Exercise requirements — The required result is the exact run of lines beginning at the one containing "Parse this screenshot: output" and ending at the last line of the entries.

#####

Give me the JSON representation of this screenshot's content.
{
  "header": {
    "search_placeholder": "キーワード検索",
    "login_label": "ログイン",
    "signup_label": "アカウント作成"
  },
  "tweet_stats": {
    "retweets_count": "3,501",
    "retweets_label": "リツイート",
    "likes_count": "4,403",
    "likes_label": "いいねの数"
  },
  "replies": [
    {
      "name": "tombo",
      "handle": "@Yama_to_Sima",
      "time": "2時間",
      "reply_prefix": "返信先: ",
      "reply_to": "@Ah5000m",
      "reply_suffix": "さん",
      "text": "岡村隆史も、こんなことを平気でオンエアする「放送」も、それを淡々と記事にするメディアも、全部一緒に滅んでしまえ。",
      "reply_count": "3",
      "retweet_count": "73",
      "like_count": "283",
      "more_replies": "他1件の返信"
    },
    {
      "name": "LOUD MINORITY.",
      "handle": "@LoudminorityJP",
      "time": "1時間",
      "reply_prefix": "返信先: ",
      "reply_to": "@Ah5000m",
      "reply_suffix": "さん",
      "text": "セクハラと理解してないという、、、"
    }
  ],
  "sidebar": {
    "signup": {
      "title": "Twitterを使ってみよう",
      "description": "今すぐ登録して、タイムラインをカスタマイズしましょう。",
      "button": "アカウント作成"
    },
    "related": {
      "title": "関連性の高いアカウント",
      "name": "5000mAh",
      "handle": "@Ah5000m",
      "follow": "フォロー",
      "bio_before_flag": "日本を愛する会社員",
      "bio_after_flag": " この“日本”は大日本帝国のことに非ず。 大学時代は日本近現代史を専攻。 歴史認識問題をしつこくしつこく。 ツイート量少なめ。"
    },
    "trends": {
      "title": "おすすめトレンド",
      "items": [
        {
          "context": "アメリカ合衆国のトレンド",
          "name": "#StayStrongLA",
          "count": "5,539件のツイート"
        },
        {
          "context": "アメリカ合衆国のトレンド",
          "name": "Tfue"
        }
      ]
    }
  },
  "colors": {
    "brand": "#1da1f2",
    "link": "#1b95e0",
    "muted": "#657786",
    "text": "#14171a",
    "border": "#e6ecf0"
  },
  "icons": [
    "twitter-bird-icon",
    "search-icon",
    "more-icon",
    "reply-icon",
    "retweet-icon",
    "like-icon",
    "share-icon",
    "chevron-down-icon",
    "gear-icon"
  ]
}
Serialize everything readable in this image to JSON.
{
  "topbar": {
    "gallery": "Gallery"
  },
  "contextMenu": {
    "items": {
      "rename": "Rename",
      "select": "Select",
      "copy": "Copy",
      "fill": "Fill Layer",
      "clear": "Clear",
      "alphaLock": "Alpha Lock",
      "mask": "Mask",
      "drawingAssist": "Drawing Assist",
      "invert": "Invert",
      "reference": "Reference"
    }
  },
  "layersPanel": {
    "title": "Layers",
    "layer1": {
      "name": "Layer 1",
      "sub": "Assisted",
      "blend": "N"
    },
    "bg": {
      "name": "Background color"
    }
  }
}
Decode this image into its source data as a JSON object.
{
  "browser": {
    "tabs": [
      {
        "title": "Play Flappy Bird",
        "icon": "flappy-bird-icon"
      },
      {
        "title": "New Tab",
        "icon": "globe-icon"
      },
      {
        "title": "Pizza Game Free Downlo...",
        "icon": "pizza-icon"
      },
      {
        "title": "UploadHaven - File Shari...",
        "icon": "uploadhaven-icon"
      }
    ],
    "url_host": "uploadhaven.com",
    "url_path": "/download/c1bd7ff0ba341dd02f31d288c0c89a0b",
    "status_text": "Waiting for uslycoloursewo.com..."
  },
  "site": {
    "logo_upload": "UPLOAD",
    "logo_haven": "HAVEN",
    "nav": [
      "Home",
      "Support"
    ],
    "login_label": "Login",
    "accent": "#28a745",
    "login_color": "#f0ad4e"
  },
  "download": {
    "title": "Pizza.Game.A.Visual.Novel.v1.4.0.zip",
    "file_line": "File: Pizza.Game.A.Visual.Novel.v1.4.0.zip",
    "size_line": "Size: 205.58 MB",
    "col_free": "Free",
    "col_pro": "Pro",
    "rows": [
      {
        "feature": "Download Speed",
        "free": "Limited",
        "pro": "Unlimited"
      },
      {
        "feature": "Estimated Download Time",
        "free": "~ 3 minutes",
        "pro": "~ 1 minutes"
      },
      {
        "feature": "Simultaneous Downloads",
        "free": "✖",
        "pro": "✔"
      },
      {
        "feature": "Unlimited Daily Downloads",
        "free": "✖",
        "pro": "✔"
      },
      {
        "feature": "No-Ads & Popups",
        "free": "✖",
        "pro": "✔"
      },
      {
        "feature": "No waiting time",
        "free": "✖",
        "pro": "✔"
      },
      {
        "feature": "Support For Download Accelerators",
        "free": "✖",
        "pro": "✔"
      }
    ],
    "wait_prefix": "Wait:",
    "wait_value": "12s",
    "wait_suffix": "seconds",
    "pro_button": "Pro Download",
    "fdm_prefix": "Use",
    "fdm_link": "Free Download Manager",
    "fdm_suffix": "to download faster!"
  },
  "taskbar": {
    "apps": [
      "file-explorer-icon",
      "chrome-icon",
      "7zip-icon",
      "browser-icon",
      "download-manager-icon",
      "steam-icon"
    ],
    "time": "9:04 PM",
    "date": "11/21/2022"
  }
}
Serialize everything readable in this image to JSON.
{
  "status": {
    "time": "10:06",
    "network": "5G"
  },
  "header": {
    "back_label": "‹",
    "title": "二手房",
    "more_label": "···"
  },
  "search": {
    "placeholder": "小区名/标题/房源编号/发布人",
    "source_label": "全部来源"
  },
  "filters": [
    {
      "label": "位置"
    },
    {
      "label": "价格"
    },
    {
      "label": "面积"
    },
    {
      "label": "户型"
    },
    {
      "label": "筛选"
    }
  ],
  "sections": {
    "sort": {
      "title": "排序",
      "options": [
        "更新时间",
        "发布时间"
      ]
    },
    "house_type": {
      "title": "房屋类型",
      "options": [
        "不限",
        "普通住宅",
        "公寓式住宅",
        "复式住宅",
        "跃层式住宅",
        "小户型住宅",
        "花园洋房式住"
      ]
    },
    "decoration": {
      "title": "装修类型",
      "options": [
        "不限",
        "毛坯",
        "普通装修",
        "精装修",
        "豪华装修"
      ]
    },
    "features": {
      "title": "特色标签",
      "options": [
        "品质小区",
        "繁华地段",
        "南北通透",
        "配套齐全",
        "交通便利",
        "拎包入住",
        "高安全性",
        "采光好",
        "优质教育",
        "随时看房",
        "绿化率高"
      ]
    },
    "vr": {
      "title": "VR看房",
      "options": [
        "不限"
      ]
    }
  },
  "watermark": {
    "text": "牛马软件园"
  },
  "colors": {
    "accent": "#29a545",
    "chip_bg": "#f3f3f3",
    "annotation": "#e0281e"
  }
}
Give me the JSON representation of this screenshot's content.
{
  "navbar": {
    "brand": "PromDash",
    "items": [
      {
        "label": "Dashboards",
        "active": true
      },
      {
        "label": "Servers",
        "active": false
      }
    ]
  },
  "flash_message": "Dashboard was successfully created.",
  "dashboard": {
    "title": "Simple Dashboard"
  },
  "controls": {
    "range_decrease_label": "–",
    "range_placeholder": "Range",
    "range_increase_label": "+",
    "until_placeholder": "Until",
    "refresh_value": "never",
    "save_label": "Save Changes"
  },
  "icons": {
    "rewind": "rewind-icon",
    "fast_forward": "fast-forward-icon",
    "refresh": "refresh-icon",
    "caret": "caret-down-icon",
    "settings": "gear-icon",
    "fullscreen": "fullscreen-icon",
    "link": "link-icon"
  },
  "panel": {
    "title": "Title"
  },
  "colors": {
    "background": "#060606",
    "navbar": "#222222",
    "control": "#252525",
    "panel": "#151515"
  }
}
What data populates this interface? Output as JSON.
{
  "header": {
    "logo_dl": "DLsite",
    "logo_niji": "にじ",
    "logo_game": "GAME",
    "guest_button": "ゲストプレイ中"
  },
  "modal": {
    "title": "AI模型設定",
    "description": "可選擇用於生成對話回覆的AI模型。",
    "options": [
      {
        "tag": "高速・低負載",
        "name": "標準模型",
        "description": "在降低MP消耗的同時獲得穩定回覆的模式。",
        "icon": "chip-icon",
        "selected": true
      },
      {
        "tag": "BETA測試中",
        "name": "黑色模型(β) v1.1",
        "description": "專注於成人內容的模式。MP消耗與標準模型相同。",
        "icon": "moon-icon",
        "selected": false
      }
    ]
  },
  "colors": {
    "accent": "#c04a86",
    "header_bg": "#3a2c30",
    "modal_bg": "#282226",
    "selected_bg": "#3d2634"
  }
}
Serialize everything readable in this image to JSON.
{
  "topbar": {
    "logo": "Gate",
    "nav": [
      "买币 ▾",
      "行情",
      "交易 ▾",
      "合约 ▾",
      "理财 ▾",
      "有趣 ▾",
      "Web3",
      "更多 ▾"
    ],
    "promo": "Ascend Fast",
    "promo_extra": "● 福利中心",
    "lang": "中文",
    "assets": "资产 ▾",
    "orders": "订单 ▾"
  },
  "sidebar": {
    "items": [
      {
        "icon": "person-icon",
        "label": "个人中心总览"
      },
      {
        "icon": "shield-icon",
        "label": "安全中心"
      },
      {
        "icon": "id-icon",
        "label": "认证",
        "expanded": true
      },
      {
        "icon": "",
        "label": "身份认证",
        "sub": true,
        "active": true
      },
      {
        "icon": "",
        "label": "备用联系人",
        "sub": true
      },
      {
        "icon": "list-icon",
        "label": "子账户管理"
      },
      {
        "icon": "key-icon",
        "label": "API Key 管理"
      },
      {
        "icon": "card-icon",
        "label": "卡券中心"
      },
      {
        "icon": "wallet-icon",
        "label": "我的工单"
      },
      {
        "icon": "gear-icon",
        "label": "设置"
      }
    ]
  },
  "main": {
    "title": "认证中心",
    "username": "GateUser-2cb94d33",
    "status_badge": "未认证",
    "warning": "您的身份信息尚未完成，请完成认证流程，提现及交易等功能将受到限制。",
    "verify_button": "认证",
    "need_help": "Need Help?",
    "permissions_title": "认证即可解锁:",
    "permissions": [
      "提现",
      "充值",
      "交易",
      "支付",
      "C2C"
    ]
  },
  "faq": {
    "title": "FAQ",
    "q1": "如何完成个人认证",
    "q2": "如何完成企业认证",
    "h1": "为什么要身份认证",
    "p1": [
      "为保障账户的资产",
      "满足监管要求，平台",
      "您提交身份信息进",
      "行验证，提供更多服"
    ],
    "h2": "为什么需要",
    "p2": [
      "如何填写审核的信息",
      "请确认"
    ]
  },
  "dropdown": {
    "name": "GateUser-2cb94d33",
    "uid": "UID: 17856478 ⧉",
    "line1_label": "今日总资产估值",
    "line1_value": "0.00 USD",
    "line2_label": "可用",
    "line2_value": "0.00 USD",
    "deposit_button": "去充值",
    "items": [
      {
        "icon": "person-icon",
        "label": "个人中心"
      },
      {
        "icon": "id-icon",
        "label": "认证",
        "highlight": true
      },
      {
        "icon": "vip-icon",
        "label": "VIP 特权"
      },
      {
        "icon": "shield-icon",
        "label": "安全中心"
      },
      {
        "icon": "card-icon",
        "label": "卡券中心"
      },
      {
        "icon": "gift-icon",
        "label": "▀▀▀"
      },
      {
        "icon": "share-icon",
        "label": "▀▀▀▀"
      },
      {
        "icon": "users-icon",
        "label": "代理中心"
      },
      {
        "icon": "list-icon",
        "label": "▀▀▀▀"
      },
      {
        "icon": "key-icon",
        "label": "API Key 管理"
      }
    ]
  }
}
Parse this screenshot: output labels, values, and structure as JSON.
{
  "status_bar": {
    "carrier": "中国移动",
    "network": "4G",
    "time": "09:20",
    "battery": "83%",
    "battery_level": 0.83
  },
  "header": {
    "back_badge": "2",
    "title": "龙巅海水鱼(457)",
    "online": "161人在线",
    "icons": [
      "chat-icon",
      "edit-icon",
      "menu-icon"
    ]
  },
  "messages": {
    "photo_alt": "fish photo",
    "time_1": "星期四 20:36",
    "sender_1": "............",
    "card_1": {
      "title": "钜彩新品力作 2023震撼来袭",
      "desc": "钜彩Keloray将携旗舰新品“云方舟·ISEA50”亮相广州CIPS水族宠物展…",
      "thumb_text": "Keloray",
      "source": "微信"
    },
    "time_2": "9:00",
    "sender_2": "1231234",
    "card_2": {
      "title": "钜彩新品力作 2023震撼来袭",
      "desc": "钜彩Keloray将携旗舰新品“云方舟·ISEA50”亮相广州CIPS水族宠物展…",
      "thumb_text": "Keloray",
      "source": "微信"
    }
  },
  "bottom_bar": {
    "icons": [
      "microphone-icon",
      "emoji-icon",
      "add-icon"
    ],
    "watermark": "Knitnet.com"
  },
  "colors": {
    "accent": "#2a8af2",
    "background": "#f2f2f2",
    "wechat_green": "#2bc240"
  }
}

#####

The solution —
Parse this screenshot: output labels, values, and structure as JSON.
{
  "status_bar": {
    "carrier": "中国移动",
    "network": "4G",
    "time": "09:20",
    "battery": "83%",
    "battery_level": 0.83
  },
  "header": {
    "back_badge": "2",
    "title": "龙巅海水鱼(457)",
    "online": "161人在线",
    "icons": [
      "chat-icon",
      "edit-icon",
      "menu-icon"
    ]
  },
  "messages": {
    "photo_alt": "fish photo",
    "time_1": "星期四 20:36",
    "sender_1": "............",
    "card_1": {
      "title": "钜彩新品力作 2023震撼来袭",
      "desc": "钜彩Keloray将携旗舰新品“云方舟·ISEA50”亮相广州CIPS水族宠物展…",
      "thumb_text": "Keloray",
      "source": "微信"
    },
    "time_2": "9:00",
    "sender_2": "1231234",
    "card_2": {
      "title": "钜彩新品力作 2023震撼来袭",
      "desc": "钜彩Keloray将携旗舰新品“云方舟·ISEA50”亮相广州CIPS水族宠物展…",
      "thumb_text": "Keloray",
      "source": "微信"
    }
  },
  "bottom_bar": {
    "icons": [
      "microphone-icon",
      "emoji-icon",
      "add-icon"
    ],
    "watermark": "Knitnet.com"
  },
  "colors": {
    "accent": "#2a8af2",
    "background": "#f2f2f2",
    "wechat_green": "#2bc240"
  }
}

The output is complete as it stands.